> [Dataset items]:
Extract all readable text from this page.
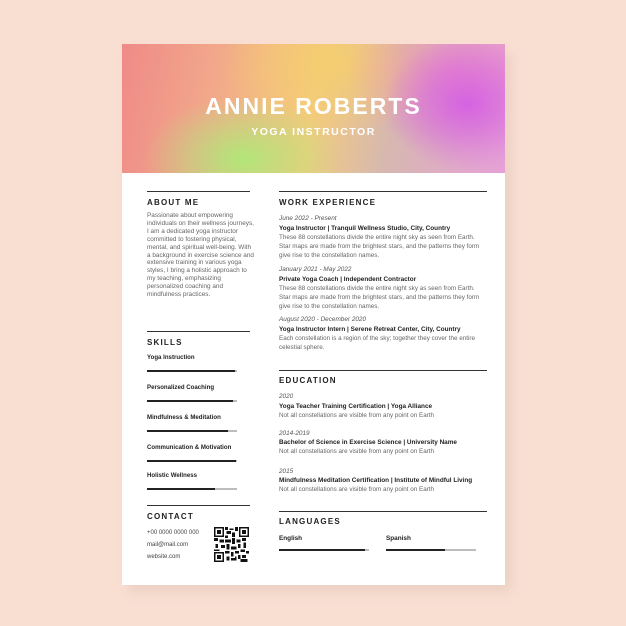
ANNIE ROBERTS
YOGA INSTRUCTOR
ABOUT ME
Passionate about empowering individuals on their wellness journeys, I am a dedicated yoga instructor committed to fostering physical, mental, and spiritual well-being. With a background in exercise science and extensive training in various yoga styles, I bring a holistic approach to my teaching, emphasizing personalized coaching and mindfulness practices.
SKILLS
Yoga Instruction
Personalized Coaching
Mindfulness & Meditation
Communication & Motivation
Holistic Wellness
CONTACT
+00 0000 0000 000
mail@mail.com
website.com
WORK EXPERIENCE
June 2022 - Present
Yoga Instructor | Tranquil Wellness Studio, City, Country
These 88 constellations divide the entire night sky as seen from Earth. Star maps are made from the brightest stars, and the patterns they form give rise to the constellation names.
January 2021 - May 2022
Private Yoga Coach | Independent Contractor
These 88 constellations divide the entire night sky as seen from Earth. Star maps are made from the brightest stars, and the patterns they form give rise to the constellation names.
August 2020 - December 2020
Yoga Instructor Intern | Serene Retreat Center, City, Country
Each constellation is a region of the sky; together they cover the entire celestial sphere.
EDUCATION
2020
Yoga Teacher Training Certification | Yoga Alliance
Not all constellations are visible from any point on Earth
2014-2019
Bachelor of Science in Exercise Science | University Name
Not all constellations are visible from any point on Earth
2015
Mindfulness Meditation Certification | Institute of Mindful Living
Not all constellations are visible from any point on Earth
LANGUAGES
English	Spanish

> [WRITTEN INSTRUCTION]: Reproduce the entries above exactly. Do not include the images.

> [WRITTEN SOLUTION]:
Extract all readable text from this page.
ANNIE ROBERTS
YOGA INSTRUCTOR
ABOUT ME
Passionate about empowering individuals on their wellness journeys, I am a dedicated yoga instructor committed to fostering physical, mental, and spiritual well-being. With a background in exercise science and extensive training in various yoga styles, I bring a holistic approach to my teaching, emphasizing personalized coaching and mindfulness practices.
SKILLS
Yoga Instruction
Personalized Coaching
Mindfulness & Meditation
Communication & Motivation
Holistic Wellness
CONTACT
+00 0000 0000 000
mail@mail.com
website.com
WORK EXPERIENCE
June 2022 - Present
Yoga Instructor | Tranquil Wellness Studio, City, Country
These 88 constellations divide the entire night sky as seen from Earth. Star maps are made from the brightest stars, and the patterns they form give rise to the constellation names.
January 2021 - May 2022
Private Yoga Coach | Independent Contractor
These 88 constellations divide the entire night sky as seen from Earth. Star maps are made from the brightest stars, and the patterns they form give rise to the constellation names.
August 2020 - December 2020
Yoga Instructor Intern | Serene Retreat Center, City, Country
Each constellation is a region of the sky; together they cover the entire celestial sphere.
EDUCATION
2020
Yoga Teacher Training Certification | Yoga Alliance
Not all constellations are visible from any point on Earth
2014-2019
Bachelor of Science in Exercise Science | University Name
Not all constellations are visible from any point on Earth
2015
Mindfulness Meditation Certification | Institute of Mindful Living
Not all constellations are visible from any point on Earth
LANGUAGES
English	Spanish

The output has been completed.